Data extract =
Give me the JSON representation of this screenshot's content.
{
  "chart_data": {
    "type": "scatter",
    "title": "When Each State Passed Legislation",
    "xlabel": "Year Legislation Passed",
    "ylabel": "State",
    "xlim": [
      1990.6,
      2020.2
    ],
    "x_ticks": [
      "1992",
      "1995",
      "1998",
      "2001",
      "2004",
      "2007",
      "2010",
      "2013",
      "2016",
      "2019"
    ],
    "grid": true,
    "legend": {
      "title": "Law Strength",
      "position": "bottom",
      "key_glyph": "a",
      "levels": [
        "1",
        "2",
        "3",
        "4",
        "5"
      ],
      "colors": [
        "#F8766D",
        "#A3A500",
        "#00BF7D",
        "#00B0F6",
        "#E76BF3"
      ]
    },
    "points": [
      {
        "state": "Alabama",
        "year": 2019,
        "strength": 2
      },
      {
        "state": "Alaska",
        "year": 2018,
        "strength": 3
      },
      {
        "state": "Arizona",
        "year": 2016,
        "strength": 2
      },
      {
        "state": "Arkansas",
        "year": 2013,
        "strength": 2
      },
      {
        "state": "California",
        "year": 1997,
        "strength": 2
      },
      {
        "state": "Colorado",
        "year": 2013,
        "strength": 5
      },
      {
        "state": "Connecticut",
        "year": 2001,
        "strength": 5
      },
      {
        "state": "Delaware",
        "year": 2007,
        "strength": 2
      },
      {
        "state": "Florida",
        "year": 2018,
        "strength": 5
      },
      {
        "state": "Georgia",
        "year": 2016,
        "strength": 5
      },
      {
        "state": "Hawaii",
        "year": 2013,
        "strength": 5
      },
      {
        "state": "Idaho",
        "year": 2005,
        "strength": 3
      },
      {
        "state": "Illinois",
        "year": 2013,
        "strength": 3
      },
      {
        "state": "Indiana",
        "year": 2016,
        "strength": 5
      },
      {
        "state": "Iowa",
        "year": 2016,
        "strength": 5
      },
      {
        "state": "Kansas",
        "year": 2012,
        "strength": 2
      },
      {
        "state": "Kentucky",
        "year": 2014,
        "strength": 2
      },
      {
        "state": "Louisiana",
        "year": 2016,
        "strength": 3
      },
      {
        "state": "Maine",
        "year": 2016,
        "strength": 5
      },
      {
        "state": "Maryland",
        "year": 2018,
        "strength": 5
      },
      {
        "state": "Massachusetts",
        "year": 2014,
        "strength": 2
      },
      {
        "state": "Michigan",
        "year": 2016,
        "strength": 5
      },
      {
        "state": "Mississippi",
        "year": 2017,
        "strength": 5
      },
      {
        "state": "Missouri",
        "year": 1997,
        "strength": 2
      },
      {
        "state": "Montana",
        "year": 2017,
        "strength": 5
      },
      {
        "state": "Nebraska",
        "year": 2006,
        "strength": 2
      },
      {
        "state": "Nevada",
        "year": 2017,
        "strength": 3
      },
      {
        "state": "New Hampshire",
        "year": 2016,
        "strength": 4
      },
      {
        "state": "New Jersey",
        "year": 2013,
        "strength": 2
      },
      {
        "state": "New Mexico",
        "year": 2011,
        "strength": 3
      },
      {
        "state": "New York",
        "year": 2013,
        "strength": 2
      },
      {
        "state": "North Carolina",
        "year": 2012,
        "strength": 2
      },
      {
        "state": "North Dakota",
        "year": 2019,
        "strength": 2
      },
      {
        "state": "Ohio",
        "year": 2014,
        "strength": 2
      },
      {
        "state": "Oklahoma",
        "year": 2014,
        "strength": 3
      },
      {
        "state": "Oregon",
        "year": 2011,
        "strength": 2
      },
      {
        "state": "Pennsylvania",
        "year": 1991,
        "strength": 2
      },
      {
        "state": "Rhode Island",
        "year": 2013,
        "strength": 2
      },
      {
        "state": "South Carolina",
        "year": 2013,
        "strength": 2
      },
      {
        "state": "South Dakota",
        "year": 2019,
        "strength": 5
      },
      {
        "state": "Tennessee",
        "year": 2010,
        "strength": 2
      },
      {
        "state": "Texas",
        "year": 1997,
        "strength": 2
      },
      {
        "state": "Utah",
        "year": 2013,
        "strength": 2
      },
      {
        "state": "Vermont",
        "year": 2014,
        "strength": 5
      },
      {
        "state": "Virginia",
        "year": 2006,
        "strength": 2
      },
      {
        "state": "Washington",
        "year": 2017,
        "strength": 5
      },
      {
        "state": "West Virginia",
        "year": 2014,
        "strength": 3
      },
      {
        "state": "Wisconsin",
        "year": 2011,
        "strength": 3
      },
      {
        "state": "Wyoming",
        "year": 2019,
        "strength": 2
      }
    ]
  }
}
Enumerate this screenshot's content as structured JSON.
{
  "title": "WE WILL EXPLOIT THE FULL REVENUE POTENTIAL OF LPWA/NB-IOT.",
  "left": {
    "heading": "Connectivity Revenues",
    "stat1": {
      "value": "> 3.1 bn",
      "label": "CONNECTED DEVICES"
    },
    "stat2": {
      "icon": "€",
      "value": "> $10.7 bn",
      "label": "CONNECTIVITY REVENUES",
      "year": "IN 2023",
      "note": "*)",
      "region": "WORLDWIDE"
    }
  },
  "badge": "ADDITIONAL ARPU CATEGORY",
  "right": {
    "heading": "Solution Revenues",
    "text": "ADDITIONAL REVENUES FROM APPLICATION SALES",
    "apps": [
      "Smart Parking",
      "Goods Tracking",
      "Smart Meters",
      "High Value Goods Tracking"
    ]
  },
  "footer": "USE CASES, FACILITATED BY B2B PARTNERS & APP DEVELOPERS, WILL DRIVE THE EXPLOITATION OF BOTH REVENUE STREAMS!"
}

Set task =
Look through the data above. Copy every line with the string "Legislation" in it.

The result =
    "title": "When Each State Passed Legislation",
    "xlabel": "Year Legislation Passed",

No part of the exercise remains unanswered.